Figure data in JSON
+++++
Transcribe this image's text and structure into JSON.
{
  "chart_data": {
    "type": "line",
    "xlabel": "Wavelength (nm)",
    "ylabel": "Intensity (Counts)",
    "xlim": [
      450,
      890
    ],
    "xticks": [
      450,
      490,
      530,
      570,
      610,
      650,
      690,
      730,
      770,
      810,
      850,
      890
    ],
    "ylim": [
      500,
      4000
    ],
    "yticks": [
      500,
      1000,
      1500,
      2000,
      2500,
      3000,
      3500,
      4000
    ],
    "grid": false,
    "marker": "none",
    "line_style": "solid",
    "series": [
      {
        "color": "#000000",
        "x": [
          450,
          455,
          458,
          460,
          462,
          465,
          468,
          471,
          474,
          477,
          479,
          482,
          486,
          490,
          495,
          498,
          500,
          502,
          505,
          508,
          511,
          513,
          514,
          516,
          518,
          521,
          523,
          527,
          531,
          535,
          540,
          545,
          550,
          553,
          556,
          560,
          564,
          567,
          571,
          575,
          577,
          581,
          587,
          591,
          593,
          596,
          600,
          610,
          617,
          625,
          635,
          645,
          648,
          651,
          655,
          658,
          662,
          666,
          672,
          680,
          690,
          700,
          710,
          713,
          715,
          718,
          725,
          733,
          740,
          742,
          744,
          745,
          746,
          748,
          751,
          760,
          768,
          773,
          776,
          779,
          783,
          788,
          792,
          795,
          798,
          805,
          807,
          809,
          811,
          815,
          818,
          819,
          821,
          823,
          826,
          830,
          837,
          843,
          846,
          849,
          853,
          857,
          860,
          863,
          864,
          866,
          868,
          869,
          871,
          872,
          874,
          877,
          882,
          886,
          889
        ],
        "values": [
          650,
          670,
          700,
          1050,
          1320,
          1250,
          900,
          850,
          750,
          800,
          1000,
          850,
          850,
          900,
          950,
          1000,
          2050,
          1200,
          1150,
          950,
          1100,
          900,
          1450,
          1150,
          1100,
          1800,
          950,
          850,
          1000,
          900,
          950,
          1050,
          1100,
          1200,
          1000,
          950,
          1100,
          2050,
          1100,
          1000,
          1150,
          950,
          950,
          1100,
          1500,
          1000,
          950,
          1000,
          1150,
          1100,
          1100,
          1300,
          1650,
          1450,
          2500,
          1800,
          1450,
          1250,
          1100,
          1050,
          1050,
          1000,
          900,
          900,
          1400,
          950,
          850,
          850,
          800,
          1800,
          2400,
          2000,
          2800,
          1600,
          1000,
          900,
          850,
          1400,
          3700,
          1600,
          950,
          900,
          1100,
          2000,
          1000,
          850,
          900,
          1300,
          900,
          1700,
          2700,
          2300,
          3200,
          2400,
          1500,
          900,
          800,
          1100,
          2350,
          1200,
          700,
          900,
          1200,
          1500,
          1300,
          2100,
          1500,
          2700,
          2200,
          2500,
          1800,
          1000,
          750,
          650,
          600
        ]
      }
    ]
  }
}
+++++
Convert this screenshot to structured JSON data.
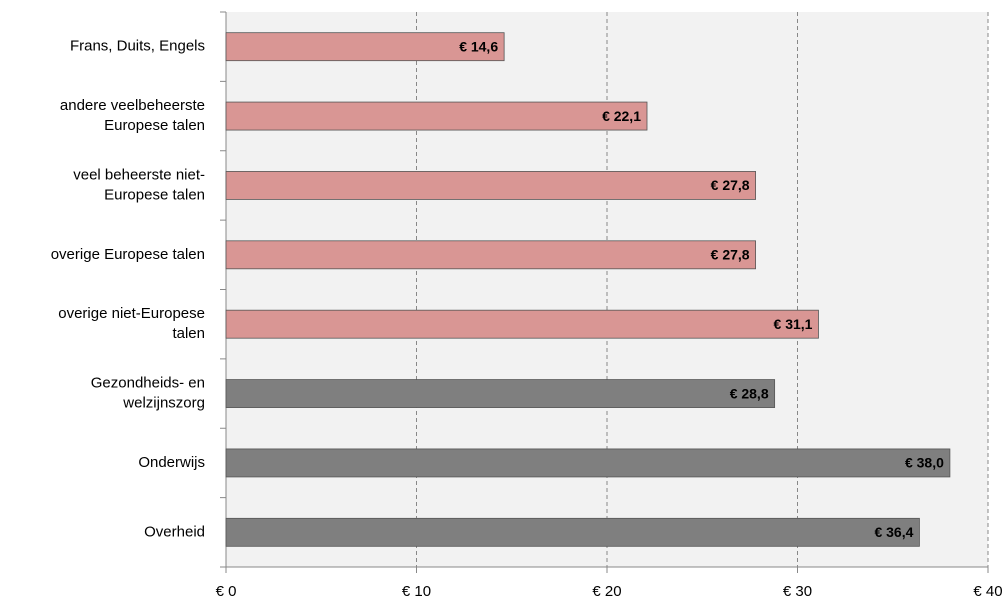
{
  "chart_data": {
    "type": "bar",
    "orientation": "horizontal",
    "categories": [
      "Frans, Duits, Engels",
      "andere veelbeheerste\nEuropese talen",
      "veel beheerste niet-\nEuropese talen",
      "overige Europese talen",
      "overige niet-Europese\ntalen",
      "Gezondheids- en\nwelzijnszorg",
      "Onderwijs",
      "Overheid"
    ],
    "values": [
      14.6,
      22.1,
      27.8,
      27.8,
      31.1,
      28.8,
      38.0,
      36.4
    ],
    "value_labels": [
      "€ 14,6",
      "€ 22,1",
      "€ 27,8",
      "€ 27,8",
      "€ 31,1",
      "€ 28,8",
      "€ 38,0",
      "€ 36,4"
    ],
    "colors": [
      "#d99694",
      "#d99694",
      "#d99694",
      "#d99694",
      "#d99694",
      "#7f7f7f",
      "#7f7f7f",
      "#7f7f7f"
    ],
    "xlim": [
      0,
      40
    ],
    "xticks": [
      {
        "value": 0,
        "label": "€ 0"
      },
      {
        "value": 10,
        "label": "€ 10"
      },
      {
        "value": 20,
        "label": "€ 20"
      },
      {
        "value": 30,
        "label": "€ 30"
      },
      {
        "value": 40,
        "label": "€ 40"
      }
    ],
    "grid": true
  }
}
+++++
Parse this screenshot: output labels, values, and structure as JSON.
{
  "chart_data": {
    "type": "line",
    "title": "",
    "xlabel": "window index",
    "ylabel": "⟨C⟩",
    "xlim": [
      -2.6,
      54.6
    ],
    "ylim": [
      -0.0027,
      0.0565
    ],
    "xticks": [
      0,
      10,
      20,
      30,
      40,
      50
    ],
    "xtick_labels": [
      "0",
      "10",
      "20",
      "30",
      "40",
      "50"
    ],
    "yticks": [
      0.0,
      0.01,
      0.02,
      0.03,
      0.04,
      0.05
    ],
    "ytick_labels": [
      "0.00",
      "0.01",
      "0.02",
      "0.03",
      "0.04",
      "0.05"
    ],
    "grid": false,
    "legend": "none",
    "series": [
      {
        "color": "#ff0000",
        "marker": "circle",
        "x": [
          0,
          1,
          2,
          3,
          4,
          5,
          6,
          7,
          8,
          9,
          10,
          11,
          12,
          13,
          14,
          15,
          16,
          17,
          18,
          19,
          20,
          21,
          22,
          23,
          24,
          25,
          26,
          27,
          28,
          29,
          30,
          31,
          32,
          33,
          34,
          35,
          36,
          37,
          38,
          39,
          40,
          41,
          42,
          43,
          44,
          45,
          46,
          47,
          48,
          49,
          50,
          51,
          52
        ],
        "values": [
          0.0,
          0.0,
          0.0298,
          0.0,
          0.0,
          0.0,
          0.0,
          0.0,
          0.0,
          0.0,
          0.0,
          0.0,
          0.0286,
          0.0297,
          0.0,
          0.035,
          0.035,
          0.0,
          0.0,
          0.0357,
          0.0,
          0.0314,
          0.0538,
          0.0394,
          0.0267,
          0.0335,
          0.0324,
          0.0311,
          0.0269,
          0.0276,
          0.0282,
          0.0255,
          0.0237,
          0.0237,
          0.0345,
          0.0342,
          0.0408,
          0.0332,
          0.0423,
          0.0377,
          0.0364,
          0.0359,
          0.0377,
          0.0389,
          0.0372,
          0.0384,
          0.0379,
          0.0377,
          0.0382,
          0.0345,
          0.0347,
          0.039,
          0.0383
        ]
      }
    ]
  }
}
+++++
**WHAT THIS TASK INVOLVES**
Select all lines with the word "values" from the entries above.

**TASK SOLUTION**
        "values": [
    "values": [
Parse this screenshot: output labels, values, and structure as JSON.
        "values": [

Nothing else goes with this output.